- [TEXT BLOCK]

Good job Jiatao! I appreciate your support to the community!
JiaTao Tao <ta...@gmail.com> 于2018年11月7日周三 上午9:17写道:
> Very glad that my reply is helpful, I already opened a JIRA to add logs
> for "*GTStreamAggregateScanner*" and next time it would be much easier to
> navigate this :).
>
> cheney <53...@qq.com> 于2018年11月6日周二 下午11:57写道:
>
>> Hi, JiaTao, thank you very much! The statis is right when I config "kylin.query.stream-aggregate-enabled=false".
>> You are right. Records are pre-aggregated by GTStreamAggregateScanner.
>>
>>
>> ------------------ 原始邮件 ------------------
>> *发件人:* "JiaTao Tao"<ta...@gmail.com>;
>> *发送时间:* 2018年11月6日(星期二) 晚上10:50
>> *收件人:* "user"<us...@kylin.apache.org>;
>> *主题:* Re: doubt about measure of processedRowCount
>>
>> One possible place I can find in the code is using
>> *GTStreamAggregateScanne*r (in "*SegmentCubeTupleIterator.java#111"*).

- [PROVIDED MATERIAL]
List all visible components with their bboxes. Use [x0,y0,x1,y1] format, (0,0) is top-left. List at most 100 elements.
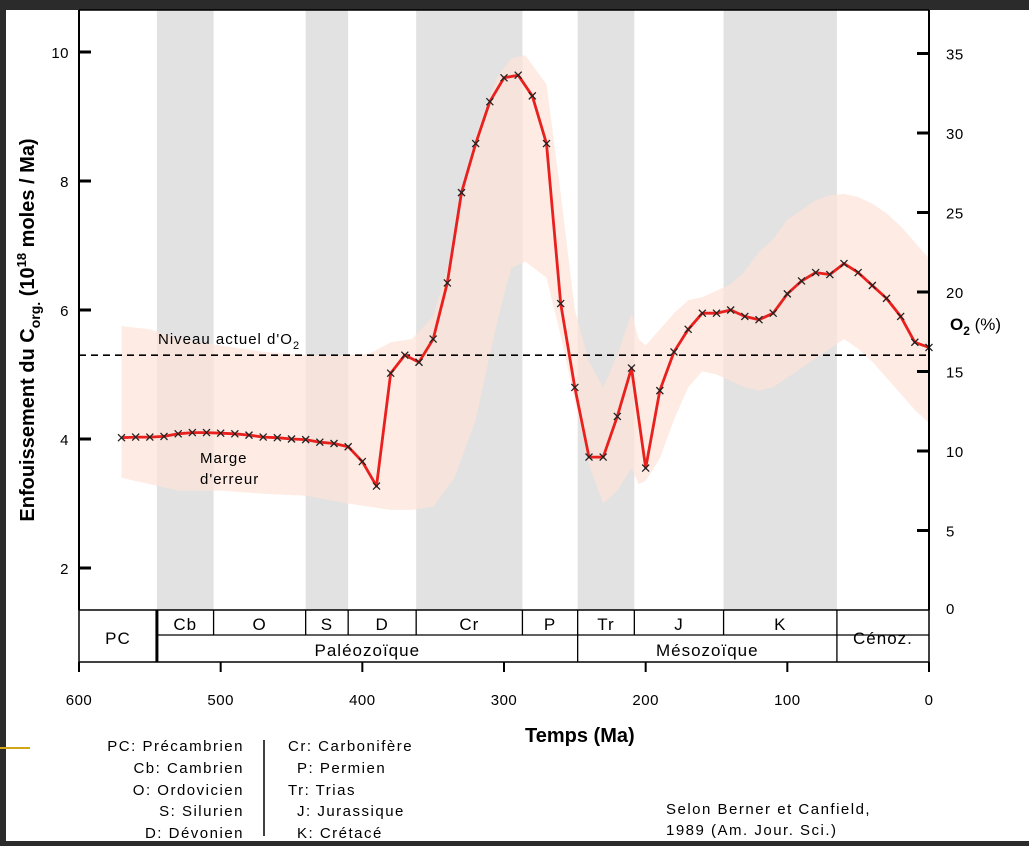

- [SET TASKS]
1 > Answer these questions about the Kylin mailing-list thread:
(a) Which setting did cheney configure to get the correct statistics?
(b) What did JiaTao Tao open a JIRA to add?
(c) Which file and line does the earliest message in the thread point to?
2 > Rewrite the Kylin thread from "Good job Jiatao!" up to and including "pre-aggregated by GTStreamAggregateScanner.", replacing "glad" with "happy".

- [RESULTS FOR THE EXERCISE]
1 >
(a) "kylin.query.stream-aggregate-enabled=false"
(b) Logs for "GTStreamAggregateScanner"
(c) "SegmentCubeTupleIterator.java#111"

2 >
Good job Jiatao! I appreciate your support to the community!
JiaTao Tao <ta...@gmail.com> 于2018年11月7日周三 上午9:17写道:
> Very happy that my reply is helpful, I already opened a JIRA to add logs
> for "*GTStreamAggregateScanner*" and next time it would be much easier to
> navigate this :).
>
> cheney <53...@qq.com> 于2018年11月6日周二 下午11:57写道:
>
>> Hi, JiaTao, thank you very much! The statis is right when I config "kylin.query.stream-aggregate-enabled=false".
>> You are right. Records are pre-aggregated by GTStreamAggregateScanner.